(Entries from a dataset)
---*---
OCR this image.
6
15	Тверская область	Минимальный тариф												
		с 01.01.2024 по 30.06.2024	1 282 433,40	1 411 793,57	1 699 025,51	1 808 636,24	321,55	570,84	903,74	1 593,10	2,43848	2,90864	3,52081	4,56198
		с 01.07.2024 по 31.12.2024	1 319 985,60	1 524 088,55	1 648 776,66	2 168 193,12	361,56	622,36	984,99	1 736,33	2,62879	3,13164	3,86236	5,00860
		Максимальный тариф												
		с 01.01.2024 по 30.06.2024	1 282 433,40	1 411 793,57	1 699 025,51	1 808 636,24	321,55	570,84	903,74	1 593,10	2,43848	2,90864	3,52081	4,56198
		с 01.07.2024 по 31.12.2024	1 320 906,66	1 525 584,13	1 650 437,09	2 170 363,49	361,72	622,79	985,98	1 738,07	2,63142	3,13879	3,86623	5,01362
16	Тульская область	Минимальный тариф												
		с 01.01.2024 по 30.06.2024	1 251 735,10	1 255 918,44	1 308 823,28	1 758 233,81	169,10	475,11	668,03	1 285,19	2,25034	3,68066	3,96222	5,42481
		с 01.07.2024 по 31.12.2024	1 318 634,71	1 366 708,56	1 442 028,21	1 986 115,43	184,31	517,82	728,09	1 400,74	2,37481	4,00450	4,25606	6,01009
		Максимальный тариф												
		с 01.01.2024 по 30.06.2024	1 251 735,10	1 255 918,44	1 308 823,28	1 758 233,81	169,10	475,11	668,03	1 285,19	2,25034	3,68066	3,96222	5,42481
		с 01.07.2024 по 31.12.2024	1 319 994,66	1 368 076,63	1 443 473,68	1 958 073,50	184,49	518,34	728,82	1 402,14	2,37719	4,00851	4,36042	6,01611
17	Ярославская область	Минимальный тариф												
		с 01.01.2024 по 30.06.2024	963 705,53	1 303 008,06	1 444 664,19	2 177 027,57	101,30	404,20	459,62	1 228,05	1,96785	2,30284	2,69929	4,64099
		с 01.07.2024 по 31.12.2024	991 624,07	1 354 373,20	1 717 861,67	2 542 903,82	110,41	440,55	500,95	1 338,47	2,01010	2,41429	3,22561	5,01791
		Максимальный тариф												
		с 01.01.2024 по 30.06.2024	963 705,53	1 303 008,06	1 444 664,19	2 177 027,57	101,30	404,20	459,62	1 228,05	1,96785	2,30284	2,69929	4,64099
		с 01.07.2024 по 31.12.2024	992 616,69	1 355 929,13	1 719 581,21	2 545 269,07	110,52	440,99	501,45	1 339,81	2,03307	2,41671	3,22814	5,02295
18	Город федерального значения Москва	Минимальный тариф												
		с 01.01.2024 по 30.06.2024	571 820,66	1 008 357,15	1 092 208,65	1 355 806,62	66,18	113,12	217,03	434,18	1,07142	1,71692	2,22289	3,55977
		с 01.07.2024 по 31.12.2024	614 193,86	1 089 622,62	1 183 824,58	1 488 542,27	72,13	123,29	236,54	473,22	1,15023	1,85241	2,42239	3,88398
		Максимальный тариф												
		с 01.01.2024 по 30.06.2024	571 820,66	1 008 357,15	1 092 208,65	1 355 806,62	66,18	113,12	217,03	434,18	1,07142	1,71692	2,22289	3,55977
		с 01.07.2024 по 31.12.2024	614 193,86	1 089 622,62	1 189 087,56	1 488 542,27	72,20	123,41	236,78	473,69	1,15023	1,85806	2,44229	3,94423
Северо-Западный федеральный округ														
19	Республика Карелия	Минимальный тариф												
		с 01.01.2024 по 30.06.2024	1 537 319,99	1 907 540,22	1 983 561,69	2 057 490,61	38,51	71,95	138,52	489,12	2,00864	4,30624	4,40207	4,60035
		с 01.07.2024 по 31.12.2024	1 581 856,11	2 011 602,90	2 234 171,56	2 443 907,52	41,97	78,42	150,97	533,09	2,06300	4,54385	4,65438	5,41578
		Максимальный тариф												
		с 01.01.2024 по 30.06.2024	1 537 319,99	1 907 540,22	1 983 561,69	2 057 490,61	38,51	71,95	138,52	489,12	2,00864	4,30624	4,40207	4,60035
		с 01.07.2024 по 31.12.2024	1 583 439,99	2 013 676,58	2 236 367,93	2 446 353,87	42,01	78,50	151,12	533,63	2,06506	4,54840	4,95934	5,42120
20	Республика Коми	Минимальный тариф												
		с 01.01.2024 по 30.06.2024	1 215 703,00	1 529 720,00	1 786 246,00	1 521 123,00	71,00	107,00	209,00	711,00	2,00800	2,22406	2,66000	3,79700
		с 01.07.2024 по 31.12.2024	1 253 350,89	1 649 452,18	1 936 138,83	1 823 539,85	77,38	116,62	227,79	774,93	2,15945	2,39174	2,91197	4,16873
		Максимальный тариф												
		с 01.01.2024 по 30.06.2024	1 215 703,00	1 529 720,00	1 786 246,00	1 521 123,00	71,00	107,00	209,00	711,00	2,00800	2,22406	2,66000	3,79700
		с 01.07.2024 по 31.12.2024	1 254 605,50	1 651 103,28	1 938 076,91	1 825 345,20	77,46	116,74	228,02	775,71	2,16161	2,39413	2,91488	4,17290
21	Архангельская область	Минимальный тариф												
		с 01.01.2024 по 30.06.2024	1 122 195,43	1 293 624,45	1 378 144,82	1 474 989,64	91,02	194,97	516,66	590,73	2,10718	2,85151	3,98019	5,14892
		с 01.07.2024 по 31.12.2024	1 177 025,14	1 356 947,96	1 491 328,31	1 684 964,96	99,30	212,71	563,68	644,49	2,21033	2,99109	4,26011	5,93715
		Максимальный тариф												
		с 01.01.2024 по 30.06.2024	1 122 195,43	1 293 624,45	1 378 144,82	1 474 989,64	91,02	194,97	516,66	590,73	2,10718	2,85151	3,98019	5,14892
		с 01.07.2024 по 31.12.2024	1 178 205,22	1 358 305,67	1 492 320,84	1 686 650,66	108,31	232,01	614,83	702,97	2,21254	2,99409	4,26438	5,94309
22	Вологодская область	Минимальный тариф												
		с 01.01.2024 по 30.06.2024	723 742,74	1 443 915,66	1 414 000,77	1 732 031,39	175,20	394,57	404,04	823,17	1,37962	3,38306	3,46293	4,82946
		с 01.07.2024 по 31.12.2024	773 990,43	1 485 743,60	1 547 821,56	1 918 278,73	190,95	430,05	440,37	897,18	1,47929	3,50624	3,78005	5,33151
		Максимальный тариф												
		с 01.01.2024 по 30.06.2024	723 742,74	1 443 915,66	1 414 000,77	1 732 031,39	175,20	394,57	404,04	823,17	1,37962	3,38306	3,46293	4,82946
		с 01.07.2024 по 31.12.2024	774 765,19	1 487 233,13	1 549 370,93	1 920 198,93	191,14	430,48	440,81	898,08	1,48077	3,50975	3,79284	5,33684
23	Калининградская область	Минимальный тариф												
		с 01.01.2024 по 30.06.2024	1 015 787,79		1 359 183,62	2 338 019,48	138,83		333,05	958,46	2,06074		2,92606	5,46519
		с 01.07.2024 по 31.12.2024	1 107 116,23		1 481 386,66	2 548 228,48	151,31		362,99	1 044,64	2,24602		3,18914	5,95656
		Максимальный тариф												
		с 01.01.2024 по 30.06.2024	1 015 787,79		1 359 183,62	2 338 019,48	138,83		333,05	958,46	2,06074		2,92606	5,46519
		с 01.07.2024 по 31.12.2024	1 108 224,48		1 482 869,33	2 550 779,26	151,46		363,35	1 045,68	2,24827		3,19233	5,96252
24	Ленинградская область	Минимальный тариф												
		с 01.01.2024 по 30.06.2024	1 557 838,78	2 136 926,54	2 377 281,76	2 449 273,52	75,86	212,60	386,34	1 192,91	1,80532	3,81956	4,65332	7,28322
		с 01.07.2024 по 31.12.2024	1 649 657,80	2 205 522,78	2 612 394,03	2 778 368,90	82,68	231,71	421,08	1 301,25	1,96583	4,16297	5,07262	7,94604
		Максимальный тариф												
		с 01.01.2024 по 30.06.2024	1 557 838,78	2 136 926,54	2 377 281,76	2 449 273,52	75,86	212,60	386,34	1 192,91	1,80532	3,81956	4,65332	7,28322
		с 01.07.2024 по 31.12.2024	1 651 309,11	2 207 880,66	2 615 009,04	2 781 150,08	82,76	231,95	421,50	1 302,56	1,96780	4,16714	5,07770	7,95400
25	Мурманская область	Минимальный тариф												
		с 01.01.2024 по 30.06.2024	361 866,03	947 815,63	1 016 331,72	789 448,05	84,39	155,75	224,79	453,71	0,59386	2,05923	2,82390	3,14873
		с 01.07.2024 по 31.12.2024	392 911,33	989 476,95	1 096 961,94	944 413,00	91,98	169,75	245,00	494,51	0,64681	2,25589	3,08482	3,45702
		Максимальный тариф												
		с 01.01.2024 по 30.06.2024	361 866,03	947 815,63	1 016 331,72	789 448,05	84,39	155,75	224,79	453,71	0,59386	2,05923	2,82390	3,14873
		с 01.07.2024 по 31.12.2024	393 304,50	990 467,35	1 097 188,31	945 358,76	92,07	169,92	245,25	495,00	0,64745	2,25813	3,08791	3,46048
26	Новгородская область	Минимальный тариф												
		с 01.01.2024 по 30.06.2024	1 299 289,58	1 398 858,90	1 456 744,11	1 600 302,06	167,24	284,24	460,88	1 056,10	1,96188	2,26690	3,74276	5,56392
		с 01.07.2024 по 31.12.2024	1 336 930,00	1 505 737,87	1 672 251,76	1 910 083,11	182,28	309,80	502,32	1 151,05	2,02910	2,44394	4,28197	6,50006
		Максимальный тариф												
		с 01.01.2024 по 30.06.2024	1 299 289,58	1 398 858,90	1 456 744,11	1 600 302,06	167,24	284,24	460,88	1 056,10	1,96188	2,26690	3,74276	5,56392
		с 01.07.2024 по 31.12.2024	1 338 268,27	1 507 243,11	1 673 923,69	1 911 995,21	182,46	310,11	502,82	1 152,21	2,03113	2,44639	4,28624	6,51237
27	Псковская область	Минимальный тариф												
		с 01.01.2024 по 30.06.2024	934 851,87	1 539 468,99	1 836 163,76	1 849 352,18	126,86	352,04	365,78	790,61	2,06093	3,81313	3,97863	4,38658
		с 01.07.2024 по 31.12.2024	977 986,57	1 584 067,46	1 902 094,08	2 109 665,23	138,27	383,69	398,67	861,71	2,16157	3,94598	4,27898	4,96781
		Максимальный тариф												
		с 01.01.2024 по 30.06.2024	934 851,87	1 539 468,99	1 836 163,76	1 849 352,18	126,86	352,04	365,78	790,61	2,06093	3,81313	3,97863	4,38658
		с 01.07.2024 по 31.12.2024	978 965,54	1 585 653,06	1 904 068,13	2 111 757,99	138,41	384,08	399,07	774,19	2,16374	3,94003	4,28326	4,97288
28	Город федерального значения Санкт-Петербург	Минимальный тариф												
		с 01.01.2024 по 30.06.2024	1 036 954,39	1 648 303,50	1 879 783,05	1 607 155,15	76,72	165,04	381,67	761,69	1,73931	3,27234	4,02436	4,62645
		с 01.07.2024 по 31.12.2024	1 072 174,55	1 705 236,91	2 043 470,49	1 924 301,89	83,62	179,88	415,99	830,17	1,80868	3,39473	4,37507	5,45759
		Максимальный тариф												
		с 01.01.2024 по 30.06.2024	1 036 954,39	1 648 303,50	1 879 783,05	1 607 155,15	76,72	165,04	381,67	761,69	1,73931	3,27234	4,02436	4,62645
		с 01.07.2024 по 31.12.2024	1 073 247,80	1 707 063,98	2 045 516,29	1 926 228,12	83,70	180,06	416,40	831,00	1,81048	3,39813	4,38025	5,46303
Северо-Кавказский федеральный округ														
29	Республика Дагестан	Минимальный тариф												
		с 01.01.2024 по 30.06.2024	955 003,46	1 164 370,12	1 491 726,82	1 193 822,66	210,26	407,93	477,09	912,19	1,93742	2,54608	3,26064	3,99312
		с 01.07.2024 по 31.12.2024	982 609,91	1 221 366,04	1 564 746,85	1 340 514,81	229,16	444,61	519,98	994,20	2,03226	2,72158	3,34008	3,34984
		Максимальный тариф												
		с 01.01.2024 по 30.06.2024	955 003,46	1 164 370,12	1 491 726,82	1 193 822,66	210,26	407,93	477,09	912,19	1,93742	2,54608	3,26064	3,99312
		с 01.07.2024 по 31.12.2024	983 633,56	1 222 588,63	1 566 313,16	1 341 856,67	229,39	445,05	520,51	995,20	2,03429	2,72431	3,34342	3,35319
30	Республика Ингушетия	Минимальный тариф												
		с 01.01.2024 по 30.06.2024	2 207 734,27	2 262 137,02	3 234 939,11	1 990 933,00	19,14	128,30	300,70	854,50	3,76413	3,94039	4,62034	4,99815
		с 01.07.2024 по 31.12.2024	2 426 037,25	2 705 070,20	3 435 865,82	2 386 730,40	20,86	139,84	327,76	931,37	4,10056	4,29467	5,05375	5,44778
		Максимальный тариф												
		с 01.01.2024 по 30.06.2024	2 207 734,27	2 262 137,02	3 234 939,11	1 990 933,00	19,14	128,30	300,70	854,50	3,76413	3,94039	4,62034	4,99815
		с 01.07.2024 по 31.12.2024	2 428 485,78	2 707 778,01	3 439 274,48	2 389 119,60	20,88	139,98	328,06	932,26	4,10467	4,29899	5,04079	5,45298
---*---
What you have to do >> The answer is a single number: how many lines include the word "Северо"?

Result below >> 2